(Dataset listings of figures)
================================
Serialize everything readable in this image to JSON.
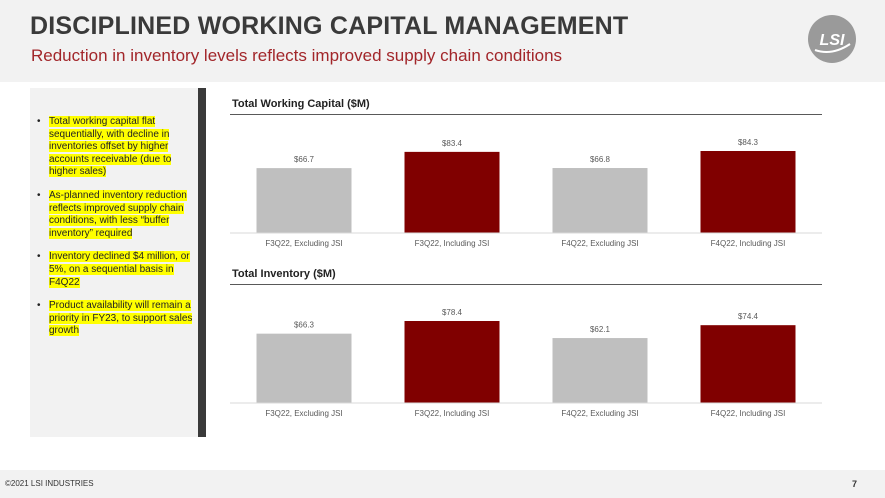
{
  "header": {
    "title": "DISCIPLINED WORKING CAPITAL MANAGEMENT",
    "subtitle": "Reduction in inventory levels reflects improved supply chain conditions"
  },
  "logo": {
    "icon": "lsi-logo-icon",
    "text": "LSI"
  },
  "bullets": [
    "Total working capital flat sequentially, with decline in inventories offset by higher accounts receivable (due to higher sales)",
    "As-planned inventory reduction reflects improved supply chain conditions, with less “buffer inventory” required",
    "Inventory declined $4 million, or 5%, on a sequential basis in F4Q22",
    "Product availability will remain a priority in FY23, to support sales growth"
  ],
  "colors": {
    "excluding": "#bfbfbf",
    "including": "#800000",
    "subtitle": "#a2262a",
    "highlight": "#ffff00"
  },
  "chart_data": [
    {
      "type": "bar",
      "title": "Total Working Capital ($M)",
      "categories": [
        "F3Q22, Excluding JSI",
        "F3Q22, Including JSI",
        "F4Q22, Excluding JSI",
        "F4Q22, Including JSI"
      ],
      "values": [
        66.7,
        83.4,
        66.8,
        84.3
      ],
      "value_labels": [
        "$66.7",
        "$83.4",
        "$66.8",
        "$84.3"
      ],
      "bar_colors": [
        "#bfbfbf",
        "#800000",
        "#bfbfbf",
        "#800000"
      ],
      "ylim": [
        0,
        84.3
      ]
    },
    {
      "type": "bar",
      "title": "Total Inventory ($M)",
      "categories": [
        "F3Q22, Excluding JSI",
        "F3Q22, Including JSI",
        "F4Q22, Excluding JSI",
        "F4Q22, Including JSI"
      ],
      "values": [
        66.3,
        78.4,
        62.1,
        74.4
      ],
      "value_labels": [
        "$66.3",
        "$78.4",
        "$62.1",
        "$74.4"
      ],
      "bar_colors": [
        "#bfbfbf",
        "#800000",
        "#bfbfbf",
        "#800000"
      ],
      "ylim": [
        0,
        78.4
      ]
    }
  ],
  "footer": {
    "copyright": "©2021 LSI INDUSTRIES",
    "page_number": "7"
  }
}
================================
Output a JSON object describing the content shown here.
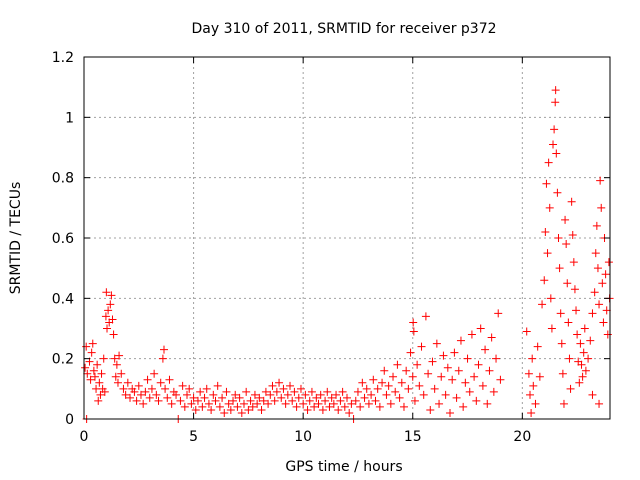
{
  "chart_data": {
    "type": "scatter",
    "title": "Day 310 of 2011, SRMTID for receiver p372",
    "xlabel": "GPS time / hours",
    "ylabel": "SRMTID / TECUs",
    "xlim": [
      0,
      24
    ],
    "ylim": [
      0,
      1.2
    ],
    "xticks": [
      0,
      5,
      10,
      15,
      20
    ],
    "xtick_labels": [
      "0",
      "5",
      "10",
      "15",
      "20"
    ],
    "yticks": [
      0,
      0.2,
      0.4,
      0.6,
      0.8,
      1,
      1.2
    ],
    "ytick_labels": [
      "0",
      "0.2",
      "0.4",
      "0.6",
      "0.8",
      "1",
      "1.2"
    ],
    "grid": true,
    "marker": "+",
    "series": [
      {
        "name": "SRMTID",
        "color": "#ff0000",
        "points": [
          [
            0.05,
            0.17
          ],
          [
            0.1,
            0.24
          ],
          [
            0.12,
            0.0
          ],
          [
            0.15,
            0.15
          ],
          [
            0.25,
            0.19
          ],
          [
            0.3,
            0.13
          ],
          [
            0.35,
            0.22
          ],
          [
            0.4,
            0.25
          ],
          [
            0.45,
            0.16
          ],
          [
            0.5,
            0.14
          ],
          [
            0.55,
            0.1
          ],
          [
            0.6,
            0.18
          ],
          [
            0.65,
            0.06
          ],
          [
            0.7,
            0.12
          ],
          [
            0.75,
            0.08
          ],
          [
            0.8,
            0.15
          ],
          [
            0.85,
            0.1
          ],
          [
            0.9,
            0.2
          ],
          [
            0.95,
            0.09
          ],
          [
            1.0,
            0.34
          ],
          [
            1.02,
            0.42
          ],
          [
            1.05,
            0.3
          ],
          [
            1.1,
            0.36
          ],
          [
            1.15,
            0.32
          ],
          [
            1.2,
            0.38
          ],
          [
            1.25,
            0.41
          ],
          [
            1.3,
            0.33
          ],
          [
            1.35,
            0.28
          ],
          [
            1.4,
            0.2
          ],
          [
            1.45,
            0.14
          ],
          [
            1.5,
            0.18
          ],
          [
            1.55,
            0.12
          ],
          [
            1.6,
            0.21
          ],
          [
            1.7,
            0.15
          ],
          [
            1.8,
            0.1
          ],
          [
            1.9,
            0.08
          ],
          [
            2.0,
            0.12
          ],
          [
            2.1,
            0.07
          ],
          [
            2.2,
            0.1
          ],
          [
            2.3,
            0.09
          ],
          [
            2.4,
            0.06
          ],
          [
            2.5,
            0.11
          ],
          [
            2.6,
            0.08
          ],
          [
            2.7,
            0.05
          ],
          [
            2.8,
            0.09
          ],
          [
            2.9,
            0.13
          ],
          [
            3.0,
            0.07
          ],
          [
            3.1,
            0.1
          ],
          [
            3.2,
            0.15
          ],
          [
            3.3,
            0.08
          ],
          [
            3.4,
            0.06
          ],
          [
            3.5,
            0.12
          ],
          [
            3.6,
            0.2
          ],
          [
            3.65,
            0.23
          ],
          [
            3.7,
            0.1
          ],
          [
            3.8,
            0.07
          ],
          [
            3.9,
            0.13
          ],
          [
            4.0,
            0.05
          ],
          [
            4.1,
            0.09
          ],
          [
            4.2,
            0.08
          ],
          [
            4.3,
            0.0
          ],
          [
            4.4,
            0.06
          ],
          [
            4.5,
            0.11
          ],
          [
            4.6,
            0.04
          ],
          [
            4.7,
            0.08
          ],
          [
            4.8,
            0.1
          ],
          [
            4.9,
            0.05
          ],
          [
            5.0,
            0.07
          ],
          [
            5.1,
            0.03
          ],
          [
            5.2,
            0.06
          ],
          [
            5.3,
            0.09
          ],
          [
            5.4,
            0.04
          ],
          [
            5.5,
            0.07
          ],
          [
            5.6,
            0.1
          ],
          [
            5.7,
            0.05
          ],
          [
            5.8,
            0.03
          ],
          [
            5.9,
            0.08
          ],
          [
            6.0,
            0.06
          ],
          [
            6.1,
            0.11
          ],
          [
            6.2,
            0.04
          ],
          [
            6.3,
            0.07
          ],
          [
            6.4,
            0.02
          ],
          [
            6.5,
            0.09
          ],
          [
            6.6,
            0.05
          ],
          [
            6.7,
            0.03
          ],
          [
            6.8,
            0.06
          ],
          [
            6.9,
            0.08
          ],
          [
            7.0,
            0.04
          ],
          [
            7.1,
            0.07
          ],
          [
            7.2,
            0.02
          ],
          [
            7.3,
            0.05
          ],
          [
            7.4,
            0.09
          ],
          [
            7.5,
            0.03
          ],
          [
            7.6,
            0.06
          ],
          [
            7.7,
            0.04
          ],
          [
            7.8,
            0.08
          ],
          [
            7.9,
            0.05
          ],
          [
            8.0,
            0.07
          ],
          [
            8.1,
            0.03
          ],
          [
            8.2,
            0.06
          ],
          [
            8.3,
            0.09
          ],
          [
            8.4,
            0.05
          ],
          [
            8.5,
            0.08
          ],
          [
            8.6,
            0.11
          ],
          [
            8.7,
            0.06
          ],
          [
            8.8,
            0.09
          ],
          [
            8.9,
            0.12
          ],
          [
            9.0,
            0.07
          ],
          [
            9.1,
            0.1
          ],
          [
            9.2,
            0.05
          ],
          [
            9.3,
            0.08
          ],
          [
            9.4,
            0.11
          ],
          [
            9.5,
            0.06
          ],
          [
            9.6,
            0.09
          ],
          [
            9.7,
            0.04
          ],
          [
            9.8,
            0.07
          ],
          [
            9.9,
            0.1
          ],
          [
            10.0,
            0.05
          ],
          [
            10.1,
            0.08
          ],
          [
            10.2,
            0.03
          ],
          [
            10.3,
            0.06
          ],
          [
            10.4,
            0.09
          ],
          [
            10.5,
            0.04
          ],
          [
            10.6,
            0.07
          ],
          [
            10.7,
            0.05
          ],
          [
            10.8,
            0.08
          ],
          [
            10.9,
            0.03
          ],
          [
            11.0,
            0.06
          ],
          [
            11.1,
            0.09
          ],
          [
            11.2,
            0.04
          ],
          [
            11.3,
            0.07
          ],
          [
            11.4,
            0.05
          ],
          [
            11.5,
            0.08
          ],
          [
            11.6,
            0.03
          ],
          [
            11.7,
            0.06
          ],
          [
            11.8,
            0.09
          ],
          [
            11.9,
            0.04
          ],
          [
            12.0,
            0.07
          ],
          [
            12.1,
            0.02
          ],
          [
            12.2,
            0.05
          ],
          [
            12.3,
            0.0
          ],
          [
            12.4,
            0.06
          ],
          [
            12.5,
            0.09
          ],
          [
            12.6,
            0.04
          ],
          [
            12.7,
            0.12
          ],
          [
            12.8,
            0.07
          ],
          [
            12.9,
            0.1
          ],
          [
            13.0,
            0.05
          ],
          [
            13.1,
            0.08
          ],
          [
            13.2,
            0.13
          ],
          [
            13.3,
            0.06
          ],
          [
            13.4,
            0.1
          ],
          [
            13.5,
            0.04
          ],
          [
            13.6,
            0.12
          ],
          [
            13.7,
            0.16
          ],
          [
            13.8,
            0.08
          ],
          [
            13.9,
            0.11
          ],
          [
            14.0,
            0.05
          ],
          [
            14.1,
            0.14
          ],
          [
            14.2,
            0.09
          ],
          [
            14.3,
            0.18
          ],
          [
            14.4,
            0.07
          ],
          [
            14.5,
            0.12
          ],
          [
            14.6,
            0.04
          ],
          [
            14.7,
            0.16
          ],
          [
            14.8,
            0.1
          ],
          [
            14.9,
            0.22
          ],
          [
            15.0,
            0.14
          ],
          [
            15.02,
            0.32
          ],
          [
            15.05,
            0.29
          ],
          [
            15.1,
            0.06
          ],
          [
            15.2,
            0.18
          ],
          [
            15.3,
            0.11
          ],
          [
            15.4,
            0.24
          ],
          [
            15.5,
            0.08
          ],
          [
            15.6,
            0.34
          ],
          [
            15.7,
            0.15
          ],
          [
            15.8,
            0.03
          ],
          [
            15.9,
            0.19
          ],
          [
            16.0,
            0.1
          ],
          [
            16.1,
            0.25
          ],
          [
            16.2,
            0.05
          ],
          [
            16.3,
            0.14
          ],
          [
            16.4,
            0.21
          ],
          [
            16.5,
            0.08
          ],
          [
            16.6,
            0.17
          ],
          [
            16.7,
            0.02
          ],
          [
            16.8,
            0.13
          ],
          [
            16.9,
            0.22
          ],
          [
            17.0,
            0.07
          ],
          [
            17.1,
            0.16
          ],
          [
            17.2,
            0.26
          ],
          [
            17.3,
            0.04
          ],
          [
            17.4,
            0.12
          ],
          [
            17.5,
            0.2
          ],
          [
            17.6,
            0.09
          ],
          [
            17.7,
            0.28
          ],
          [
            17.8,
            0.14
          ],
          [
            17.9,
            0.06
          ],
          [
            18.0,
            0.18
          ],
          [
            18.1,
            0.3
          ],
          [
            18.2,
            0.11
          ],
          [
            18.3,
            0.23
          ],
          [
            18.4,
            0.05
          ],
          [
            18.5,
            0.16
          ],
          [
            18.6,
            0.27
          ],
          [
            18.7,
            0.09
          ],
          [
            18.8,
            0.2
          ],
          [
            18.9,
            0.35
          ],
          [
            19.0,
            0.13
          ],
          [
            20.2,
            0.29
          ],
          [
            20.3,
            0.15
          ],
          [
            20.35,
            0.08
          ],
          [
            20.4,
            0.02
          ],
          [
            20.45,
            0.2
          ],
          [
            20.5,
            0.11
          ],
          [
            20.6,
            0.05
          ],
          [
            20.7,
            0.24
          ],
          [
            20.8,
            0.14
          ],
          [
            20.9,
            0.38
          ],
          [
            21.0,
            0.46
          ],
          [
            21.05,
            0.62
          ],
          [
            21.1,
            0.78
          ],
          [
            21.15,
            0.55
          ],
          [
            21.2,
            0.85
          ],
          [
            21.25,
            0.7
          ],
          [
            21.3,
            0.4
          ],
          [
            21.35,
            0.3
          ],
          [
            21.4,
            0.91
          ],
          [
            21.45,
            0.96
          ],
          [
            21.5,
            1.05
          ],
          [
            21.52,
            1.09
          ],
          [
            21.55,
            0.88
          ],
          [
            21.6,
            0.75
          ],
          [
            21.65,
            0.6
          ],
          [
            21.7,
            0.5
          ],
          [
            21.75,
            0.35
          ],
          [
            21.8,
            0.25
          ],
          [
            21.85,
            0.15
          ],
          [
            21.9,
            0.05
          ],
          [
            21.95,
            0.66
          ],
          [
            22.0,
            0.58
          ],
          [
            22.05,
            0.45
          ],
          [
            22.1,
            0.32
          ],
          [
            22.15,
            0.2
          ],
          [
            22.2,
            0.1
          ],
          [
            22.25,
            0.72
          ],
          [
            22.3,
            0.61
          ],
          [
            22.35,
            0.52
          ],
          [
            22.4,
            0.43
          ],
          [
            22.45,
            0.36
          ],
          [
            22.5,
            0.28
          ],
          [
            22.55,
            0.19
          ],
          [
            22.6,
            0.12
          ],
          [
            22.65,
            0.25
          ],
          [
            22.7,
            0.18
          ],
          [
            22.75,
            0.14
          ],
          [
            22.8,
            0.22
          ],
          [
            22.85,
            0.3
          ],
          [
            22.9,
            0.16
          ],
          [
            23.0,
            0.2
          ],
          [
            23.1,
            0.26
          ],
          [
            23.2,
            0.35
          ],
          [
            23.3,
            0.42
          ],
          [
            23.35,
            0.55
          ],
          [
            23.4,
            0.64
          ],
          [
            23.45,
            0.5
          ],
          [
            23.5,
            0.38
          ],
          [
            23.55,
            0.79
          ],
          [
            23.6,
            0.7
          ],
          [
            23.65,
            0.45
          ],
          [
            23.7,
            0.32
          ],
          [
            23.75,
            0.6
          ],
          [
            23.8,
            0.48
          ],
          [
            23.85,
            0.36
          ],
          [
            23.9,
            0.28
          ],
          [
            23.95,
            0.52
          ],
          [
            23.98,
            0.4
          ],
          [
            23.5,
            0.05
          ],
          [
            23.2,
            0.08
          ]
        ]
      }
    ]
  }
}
================================
• [WORK INSTRUCTIONS]: Copy all lines of the listing above that contain the string "improved".

• [OUTPUT FOR THIS TASK]:
    "subtitle": "Reduction in inventory levels reflects improved supply chain conditions"
    "As-planned inventory reduction reflects improved supply chain conditions, with less “buffer inventory” required",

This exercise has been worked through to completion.